(Extracted records)

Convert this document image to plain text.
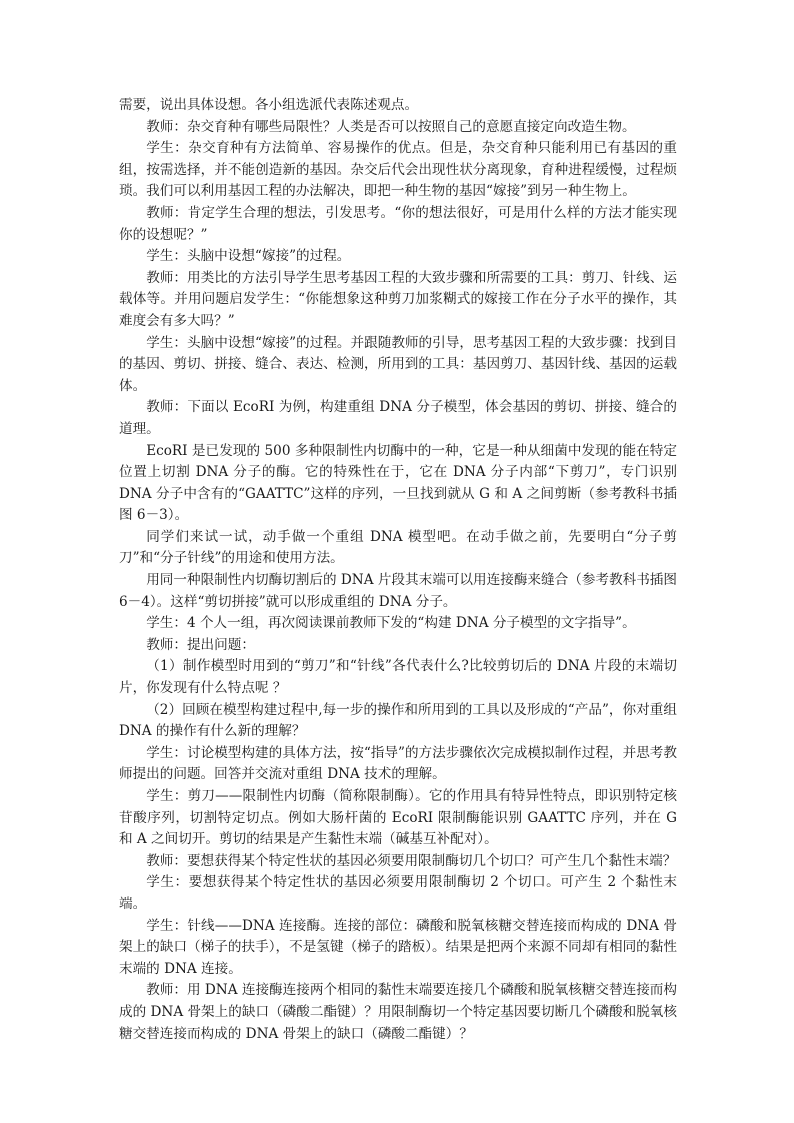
需要，说出具体设想。各小组选派代表陈述观点。

教师：杂交育种有哪些局限性？人类是否可以按照自己的意愿直接定向改造生物。

学生：杂交育种有方法简单、容易操作的优点。但是，杂交育种只能利用已有基因的重组，按需选择，并不能创造新的基因。杂交后代会出现性状分离现象，育种进程缓慢，过程烦琐。我们可以利用基因工程的办法解决，即把一种生物的基因“嫁接”到另一种生物上。

教师：肯定学生合理的想法，引发思考。“你的想法很好，可是用什么样的方法才能实现你的设想呢？”

学生：头脑中设想“嫁接”的过程。

教师：用类比的方法引导学生思考基因工程的大致步骤和所需要的工具：剪刀、针线、运载体等。并用问题启发学生：“你能想象这种剪刀加浆糊式的嫁接工作在分子水平的操作，其难度会有多大吗？”

学生：头脑中设想“嫁接”的过程。并跟随教师的引导，思考基因工程的大致步骤：找到目的基因、剪切、拼接、缝合、表达、检测，所用到的工具：基因剪刀、基因针线、基因的运载体。

教师：下面以 EcoRI 为例，构建重组 DNA 分子模型，体会基因的剪切、拼接、缝合的道理。

EcoRI 是已发现的 500 多种限制性内切酶中的一种，它是一种从细菌中发现的能在特定位置上切割 DNA 分子的酶。它的特殊性在于，它在 DNA 分子内部“下剪刀”，专门识别 DNA 分子中含有的“GAATTC”这样的序列，一旦找到就从 G 和 A 之间剪断（参考教科书插图 6－3）。

同学们来试一试，动手做一个重组 DNA 模型吧。在动手做之前，先要明白“分子剪刀”和“分子针线”的用途和使用方法。

用同一种限制性内切酶切割后的 DNA 片段其末端可以用连接酶来缝合（参考教科书插图 6－4）。这样“剪切拼接”就可以形成重组的 DNA 分子。

学生：4 个人一组，再次阅读课前教师下发的“构建 DNA 分子模型的文字指导”。

教师：提出问题：

（1）制作模型时用到的“剪刀”和“针线”各代表什么?比较剪切后的 DNA 片段的末端切片，你发现有什么特点呢 ？

（2）回顾在模型构建过程中,每一步的操作和所用到的工具以及形成的“产品”，你对重组 DNA 的操作有什么新的理解？

学生：讨论模型构建的具体方法，按“指导”的方法步骤依次完成模拟制作过程，并思考教师提出的问题。回答并交流对重组 DNA 技术的理解。

学生：剪刀——限制性内切酶（简称限制酶）。它的作用具有特异性特点，即识别特定核苷酸序列，切割特定切点。例如大肠杆菌的 EcoRI 限制酶能识别 GAATTC 序列，并在 G 和 A 之间切开。剪切的结果是产生黏性末端（碱基互补配对）。

教师：要想获得某个特定性状的基因必须要用限制酶切几个切口？可产生几个黏性末端？

学生：要想获得某个特定性状的基因必须要用限制酶切 2 个切口。可产生 2 个黏性末端。

学生：针线——DNA 连接酶。连接的部位：磷酸和脱氧核糖交替连接而构成的 DNA 骨架上的缺口（梯子的扶手），不是氢键（梯子的踏板）。结果是把两个来源不同却有相同的黏性末端的 DNA 连接。

教师：用 DNA 连接酶连接两个相同的黏性末端要连接几个磷酸和脱氧核糖交替连接而构成的 DNA 骨架上的缺口（磷酸二酯键）？用限制酶切一个特定基因要切断几个磷酸和脱氧核糖交替连接而构成的 DNA 骨架上的缺口（磷酸二酯键）？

* Work to complete
Transcribe the whole listing exactly. Pictures are excluded.

* Full answer
Convert this document image to plain text.
需要，说出具体设想。各小组选派代表陈述观点。

教师：杂交育种有哪些局限性？人类是否可以按照自己的意愿直接定向改造生物。

学生：杂交育种有方法简单、容易操作的优点。但是，杂交育种只能利用已有基因的重组，按需选择，并不能创造新的基因。杂交后代会出现性状分离现象，育种进程缓慢，过程烦琐。我们可以利用基因工程的办法解决，即把一种生物的基因“嫁接”到另一种生物上。

教师：肯定学生合理的想法，引发思考。“你的想法很好，可是用什么样的方法才能实现你的设想呢？”

学生：头脑中设想“嫁接”的过程。

教师：用类比的方法引导学生思考基因工程的大致步骤和所需要的工具：剪刀、针线、运载体等。并用问题启发学生：“你能想象这种剪刀加浆糊式的嫁接工作在分子水平的操作，其难度会有多大吗？”

学生：头脑中设想“嫁接”的过程。并跟随教师的引导，思考基因工程的大致步骤：找到目的基因、剪切、拼接、缝合、表达、检测，所用到的工具：基因剪刀、基因针线、基因的运载体。

教师：下面以 EcoRI 为例，构建重组 DNA 分子模型，体会基因的剪切、拼接、缝合的道理。

EcoRI 是已发现的 500 多种限制性内切酶中的一种，它是一种从细菌中发现的能在特定位置上切割 DNA 分子的酶。它的特殊性在于，它在 DNA 分子内部“下剪刀”，专门识别 DNA 分子中含有的“GAATTC”这样的序列，一旦找到就从 G 和 A 之间剪断（参考教科书插图 6－3）。

同学们来试一试，动手做一个重组 DNA 模型吧。在动手做之前，先要明白“分子剪刀”和“分子针线”的用途和使用方法。

用同一种限制性内切酶切割后的 DNA 片段其末端可以用连接酶来缝合（参考教科书插图 6－4）。这样“剪切拼接”就可以形成重组的 DNA 分子。

学生：4 个人一组，再次阅读课前教师下发的“构建 DNA 分子模型的文字指导”。

教师：提出问题：

（1）制作模型时用到的“剪刀”和“针线”各代表什么?比较剪切后的 DNA 片段的末端切片，你发现有什么特点呢 ？

（2）回顾在模型构建过程中,每一步的操作和所用到的工具以及形成的“产品”，你对重组 DNA 的操作有什么新的理解？

学生：讨论模型构建的具体方法，按“指导”的方法步骤依次完成模拟制作过程，并思考教师提出的问题。回答并交流对重组 DNA 技术的理解。

学生：剪刀——限制性内切酶（简称限制酶）。它的作用具有特异性特点，即识别特定核苷酸序列，切割特定切点。例如大肠杆菌的 EcoRI 限制酶能识别 GAATTC 序列，并在 G 和 A 之间切开。剪切的结果是产生黏性末端（碱基互补配对）。

教师：要想获得某个特定性状的基因必须要用限制酶切几个切口？可产生几个黏性末端？

学生：要想获得某个特定性状的基因必须要用限制酶切 2 个切口。可产生 2 个黏性末端。

学生：针线——DNA 连接酶。连接的部位：磷酸和脱氧核糖交替连接而构成的 DNA 骨架上的缺口（梯子的扶手），不是氢键（梯子的踏板）。结果是把两个来源不同却有相同的黏性末端的 DNA 连接。

教师：用 DNA 连接酶连接两个相同的黏性末端要连接几个磷酸和脱氧核糖交替连接而构成的 DNA 骨架上的缺口（磷酸二酯键）？用限制酶切一个特定基因要切断几个磷酸和脱氧核糖交替连接而构成的 DNA 骨架上的缺口（磷酸二酯键）？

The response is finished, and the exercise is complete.